» **EXERCISE TASK**
Transcribe all of the records precisely as they are presented.

» **ENTRIES SHOWN**
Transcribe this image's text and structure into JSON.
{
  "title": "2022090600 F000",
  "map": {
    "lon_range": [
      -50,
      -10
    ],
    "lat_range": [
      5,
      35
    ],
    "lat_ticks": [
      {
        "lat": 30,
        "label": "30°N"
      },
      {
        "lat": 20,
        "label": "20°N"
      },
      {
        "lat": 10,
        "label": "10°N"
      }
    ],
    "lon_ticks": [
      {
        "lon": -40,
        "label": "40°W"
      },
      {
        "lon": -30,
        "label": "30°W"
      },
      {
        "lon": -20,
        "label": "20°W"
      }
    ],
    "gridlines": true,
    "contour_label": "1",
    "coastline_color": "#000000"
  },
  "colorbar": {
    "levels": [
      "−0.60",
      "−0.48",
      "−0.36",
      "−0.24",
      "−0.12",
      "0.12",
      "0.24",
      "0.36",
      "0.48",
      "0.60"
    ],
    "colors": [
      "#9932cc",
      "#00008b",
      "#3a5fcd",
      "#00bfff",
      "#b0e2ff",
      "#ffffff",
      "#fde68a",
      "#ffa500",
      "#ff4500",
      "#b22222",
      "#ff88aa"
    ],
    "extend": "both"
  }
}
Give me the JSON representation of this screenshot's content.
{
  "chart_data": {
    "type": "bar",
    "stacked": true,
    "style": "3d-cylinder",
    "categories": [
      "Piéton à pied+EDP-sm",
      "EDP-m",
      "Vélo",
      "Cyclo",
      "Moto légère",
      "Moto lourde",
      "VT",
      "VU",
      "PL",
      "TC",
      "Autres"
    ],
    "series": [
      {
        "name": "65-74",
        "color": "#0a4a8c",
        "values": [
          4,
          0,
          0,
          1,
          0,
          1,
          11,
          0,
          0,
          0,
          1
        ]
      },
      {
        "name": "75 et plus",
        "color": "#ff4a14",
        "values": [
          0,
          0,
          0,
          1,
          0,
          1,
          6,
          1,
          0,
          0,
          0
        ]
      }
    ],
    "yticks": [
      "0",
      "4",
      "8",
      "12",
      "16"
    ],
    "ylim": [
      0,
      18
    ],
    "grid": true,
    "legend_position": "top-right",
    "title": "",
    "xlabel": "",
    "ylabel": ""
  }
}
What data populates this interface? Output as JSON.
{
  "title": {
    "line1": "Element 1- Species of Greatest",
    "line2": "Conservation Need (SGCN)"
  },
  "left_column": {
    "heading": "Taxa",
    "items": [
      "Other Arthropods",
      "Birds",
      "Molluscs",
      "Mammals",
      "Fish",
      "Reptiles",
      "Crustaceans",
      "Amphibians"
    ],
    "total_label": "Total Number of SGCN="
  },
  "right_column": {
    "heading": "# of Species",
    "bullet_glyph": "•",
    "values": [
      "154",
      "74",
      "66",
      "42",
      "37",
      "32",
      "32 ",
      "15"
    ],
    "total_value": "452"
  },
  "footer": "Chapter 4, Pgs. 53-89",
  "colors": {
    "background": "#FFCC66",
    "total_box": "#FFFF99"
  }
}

» **RESULT FOR THIS TASK**
Transcribe this image's text and structure into JSON.
{
  "title": "2022090600 F000",
  "map": {
    "lon_range": [
      -50,
      -10
    ],
    "lat_range": [
      5,
      35
    ],
    "lat_ticks": [
      {
        "lat": 30,
        "label": "30°N"
      },
      {
        "lat": 20,
        "label": "20°N"
      },
      {
        "lat": 10,
        "label": "10°N"
      }
    ],
    "lon_ticks": [
      {
        "lon": -40,
        "label": "40°W"
      },
      {
        "lon": -30,
        "label": "30°W"
      },
      {
        "lon": -20,
        "label": "20°W"
      }
    ],
    "gridlines": true,
    "contour_label": "1",
    "coastline_color": "#000000"
  },
  "colorbar": {
    "levels": [
      "−0.60",
      "−0.48",
      "−0.36",
      "−0.24",
      "−0.12",
      "0.12",
      "0.24",
      "0.36",
      "0.48",
      "0.60"
    ],
    "colors": [
      "#9932cc",
      "#00008b",
      "#3a5fcd",
      "#00bfff",
      "#b0e2ff",
      "#ffffff",
      "#fde68a",
      "#ffa500",
      "#ff4500",
      "#b22222",
      "#ff88aa"
    ],
    "extend": "both"
  }
}
Give me the JSON representation of this screenshot's content.
{
  "chart_data": {
    "type": "bar",
    "stacked": true,
    "style": "3d-cylinder",
    "categories": [
      "Piéton à pied+EDP-sm",
      "EDP-m",
      "Vélo",
      "Cyclo",
      "Moto légère",
      "Moto lourde",
      "VT",
      "VU",
      "PL",
      "TC",
      "Autres"
    ],
    "series": [
      {
        "name": "65-74",
        "color": "#0a4a8c",
        "values": [
          4,
          0,
          0,
          1,
          0,
          1,
          11,
          0,
          0,
          0,
          1
        ]
      },
      {
        "name": "75 et plus",
        "color": "#ff4a14",
        "values": [
          0,
          0,
          0,
          1,
          0,
          1,
          6,
          1,
          0,
          0,
          0
        ]
      }
    ],
    "yticks": [
      "0",
      "4",
      "8",
      "12",
      "16"
    ],
    "ylim": [
      0,
      18
    ],
    "grid": true,
    "legend_position": "top-right",
    "title": "",
    "xlabel": "",
    "ylabel": ""
  }
}
What data populates this interface? Output as JSON.
{
  "title": {
    "line1": "Element 1- Species of Greatest",
    "line2": "Conservation Need (SGCN)"
  },
  "left_column": {
    "heading": "Taxa",
    "items": [
      "Other Arthropods",
      "Birds",
      "Molluscs",
      "Mammals",
      "Fish",
      "Reptiles",
      "Crustaceans",
      "Amphibians"
    ],
    "total_label": "Total Number of SGCN="
  },
  "right_column": {
    "heading": "# of Species",
    "bullet_glyph": "•",
    "values": [
      "154",
      "74",
      "66",
      "42",
      "37",
      "32",
      "32 ",
      "15"
    ],
    "total_value": "452"
  },
  "footer": "Chapter 4, Pgs. 53-89",
  "colors": {
    "background": "#FFCC66",
    "total_box": "#FFFF99"
  }
}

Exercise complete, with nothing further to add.